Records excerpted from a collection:
* start *

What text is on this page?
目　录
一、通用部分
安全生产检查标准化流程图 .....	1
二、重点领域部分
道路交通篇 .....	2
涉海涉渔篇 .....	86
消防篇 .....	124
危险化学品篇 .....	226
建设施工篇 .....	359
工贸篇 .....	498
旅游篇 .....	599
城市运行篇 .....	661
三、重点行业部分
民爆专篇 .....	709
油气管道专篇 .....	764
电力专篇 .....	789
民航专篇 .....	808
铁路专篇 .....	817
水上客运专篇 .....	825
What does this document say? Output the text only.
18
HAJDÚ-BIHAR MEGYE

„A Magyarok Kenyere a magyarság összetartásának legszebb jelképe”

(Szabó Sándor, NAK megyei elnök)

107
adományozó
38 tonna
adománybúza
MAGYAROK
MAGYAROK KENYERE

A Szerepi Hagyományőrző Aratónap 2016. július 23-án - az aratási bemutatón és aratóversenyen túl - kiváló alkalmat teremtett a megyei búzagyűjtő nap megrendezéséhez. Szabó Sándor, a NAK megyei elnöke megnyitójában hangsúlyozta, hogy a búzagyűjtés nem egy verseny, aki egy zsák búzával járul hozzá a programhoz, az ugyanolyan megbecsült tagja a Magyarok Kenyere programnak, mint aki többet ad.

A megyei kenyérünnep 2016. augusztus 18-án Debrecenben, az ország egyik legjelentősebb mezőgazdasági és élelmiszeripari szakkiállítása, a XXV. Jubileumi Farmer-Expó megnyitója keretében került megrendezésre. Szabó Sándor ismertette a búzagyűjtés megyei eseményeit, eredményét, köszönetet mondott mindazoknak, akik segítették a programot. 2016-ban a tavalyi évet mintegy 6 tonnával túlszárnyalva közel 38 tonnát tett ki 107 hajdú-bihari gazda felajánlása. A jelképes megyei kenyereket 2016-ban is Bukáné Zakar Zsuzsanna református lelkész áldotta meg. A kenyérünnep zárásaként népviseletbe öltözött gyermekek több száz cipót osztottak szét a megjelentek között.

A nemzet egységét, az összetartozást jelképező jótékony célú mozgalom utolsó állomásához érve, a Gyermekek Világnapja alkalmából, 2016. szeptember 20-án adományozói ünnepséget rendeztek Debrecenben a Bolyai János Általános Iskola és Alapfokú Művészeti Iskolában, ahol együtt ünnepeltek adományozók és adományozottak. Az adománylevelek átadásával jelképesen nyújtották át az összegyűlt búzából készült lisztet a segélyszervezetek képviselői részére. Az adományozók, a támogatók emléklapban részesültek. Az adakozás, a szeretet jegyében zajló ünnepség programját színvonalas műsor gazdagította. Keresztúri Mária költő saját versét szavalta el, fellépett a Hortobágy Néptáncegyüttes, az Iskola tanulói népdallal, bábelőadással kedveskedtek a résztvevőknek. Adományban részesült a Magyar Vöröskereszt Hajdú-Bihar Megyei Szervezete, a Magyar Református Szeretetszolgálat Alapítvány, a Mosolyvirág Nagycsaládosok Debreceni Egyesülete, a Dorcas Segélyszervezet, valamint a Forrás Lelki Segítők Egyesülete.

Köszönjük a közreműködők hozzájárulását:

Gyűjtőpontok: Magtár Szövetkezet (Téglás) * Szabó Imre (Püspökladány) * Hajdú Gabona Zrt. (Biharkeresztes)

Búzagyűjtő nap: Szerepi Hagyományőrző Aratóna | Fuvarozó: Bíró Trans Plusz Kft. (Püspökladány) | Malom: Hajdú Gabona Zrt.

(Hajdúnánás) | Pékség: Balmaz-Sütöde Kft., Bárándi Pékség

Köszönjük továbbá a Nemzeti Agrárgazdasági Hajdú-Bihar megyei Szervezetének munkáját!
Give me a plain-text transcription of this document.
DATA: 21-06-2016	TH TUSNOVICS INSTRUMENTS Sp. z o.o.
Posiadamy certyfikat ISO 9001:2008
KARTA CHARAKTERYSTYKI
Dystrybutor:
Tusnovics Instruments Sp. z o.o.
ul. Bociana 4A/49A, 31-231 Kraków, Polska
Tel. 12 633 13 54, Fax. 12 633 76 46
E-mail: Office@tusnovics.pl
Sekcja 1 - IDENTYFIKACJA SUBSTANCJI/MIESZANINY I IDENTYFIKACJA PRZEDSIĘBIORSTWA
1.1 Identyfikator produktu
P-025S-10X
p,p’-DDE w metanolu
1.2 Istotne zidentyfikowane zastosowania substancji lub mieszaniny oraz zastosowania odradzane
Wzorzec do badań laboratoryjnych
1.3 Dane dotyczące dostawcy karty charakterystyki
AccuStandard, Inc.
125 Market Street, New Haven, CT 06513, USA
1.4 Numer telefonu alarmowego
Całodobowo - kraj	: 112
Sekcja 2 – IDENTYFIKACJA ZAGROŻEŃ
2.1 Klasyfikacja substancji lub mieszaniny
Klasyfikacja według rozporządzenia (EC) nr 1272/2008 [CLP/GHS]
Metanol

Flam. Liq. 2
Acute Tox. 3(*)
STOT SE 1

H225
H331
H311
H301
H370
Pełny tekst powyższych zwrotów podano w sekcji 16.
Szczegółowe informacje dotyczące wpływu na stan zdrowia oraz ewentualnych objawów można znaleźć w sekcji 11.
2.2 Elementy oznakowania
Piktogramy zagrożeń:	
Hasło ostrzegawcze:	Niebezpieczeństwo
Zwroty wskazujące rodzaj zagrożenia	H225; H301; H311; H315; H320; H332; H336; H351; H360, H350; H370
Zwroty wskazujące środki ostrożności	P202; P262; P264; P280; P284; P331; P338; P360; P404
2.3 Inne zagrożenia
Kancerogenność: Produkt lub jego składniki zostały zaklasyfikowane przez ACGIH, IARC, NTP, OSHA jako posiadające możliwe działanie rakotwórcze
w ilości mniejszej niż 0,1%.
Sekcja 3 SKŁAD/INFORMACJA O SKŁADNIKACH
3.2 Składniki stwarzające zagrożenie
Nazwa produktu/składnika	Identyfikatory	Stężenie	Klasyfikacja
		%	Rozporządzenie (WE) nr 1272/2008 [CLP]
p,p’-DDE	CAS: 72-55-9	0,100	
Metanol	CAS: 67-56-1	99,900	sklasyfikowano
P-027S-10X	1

* end *

TASK BRIEF: Copy all lines from the entries that contain the word "IDENTYFIKACJA".

EXERCISE RESULT:
Sekcja 1 - IDENTYFIKACJA SUBSTANCJI/MIESZANINY I IDENTYFIKACJA PRZEDSIĘBIORSTWA
Sekcja 2 – IDENTYFIKACJA ZAGROŻEŃ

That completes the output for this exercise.